[Problem] Can you write out all of the material below, word for word?

(Dataset rows)
____

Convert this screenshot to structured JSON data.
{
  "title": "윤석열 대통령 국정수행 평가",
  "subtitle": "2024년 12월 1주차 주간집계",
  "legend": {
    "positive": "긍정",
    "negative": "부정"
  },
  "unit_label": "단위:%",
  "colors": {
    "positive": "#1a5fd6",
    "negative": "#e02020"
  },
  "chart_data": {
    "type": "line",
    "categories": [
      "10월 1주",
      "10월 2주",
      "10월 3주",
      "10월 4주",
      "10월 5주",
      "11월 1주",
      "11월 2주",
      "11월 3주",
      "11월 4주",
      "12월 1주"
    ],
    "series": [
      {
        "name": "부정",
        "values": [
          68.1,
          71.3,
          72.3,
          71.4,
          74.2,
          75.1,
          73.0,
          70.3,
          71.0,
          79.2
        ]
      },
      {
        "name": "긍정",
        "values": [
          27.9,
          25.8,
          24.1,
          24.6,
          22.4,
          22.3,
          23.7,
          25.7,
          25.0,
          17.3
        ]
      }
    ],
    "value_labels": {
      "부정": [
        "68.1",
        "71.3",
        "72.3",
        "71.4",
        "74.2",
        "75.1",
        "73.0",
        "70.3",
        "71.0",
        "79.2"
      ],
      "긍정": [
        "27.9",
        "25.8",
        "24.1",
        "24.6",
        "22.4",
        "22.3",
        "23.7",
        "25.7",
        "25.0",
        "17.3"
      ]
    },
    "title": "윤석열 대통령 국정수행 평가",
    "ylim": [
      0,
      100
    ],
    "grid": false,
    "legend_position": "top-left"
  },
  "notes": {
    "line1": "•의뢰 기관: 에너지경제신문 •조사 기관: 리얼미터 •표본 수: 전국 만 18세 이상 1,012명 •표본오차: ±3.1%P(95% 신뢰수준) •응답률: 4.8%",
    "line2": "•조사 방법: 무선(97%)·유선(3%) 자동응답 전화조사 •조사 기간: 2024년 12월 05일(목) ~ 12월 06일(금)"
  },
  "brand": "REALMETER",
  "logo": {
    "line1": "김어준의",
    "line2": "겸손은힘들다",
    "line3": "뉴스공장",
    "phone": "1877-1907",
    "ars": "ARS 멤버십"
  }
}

____

[Solution to the problem]
Convert this screenshot to structured JSON data.
{
  "title": "윤석열 대통령 국정수행 평가",
  "subtitle": "2024년 12월 1주차 주간집계",
  "legend": {
    "positive": "긍정",
    "negative": "부정"
  },
  "unit_label": "단위:%",
  "colors": {
    "positive": "#1a5fd6",
    "negative": "#e02020"
  },
  "chart_data": {
    "type": "line",
    "categories": [
      "10월 1주",
      "10월 2주",
      "10월 3주",
      "10월 4주",
      "10월 5주",
      "11월 1주",
      "11월 2주",
      "11월 3주",
      "11월 4주",
      "12월 1주"
    ],
    "series": [
      {
        "name": "부정",
        "values": [
          68.1,
          71.3,
          72.3,
          71.4,
          74.2,
          75.1,
          73.0,
          70.3,
          71.0,
          79.2
        ]
      },
      {
        "name": "긍정",
        "values": [
          27.9,
          25.8,
          24.1,
          24.6,
          22.4,
          22.3,
          23.7,
          25.7,
          25.0,
          17.3
        ]
      }
    ],
    "value_labels": {
      "부정": [
        "68.1",
        "71.3",
        "72.3",
        "71.4",
        "74.2",
        "75.1",
        "73.0",
        "70.3",
        "71.0",
        "79.2"
      ],
      "긍정": [
        "27.9",
        "25.8",
        "24.1",
        "24.6",
        "22.4",
        "22.3",
        "23.7",
        "25.7",
        "25.0",
        "17.3"
      ]
    },
    "title": "윤석열 대통령 국정수행 평가",
    "ylim": [
      0,
      100
    ],
    "grid": false,
    "legend_position": "top-left"
  },
  "notes": {
    "line1": "•의뢰 기관: 에너지경제신문 •조사 기관: 리얼미터 •표본 수: 전국 만 18세 이상 1,012명 •표본오차: ±3.1%P(95% 신뢰수준) •응답률: 4.8%",
    "line2": "•조사 방법: 무선(97%)·유선(3%) 자동응답 전화조사 •조사 기간: 2024년 12월 05일(목) ~ 12월 06일(금)"
  },
  "brand": "REALMETER",
  "logo": {
    "line1": "김어준의",
    "line2": "겸손은힘들다",
    "line3": "뉴스공장",
    "phone": "1877-1907",
    "ars": "ARS 멤버십"
  }
}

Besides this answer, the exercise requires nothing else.